____ Supplied material

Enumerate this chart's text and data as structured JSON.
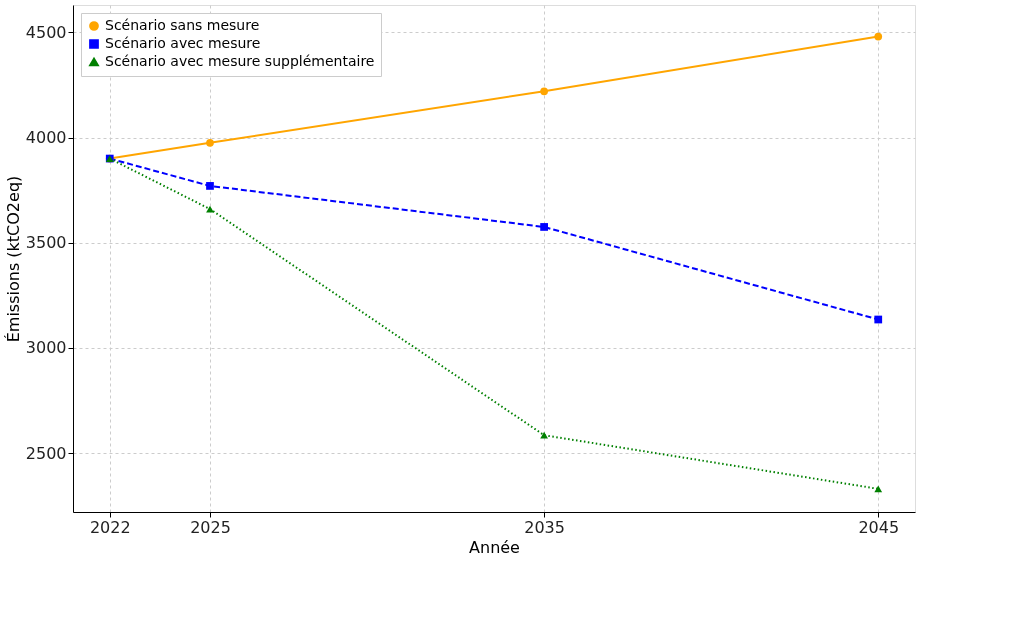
{
  "chart_data": {
    "type": "line",
    "xlabel": "Année",
    "ylabel": "Émissions (ktCO2eq)",
    "x": [
      2022,
      2025,
      2035,
      2045
    ],
    "series": [
      {
        "name": "Scénario sans mesure",
        "color": "#ffa500",
        "values": [
          3900,
          3975,
          4220,
          4480
        ],
        "marker": "circle",
        "line_style": "solid"
      },
      {
        "name": "Scénario avec mesure",
        "color": "#0000ff",
        "values": [
          3900,
          3770,
          3575,
          3135
        ],
        "marker": "square",
        "line_style": "dashed"
      },
      {
        "name": "Scénario avec mesure supplémentaire",
        "color": "#008000",
        "values": [
          3900,
          3660,
          2585,
          2330
        ],
        "marker": "triangle",
        "line_style": "dotted"
      }
    ],
    "xlim": [
      2020.9,
      2046.1
    ],
    "ylim": [
      2220,
      4630
    ],
    "xticks": [
      2022,
      2025,
      2035,
      2045
    ],
    "yticks": [
      2500,
      3000,
      3500,
      4000,
      4500
    ],
    "grid": true,
    "legend": "top left"
  }
}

________

> _Stated task_
Display every line of the listing that contains the string "marker".

> _Correct answer_
        "marker": "circle",
        "marker": "square",
        "marker": "triangle",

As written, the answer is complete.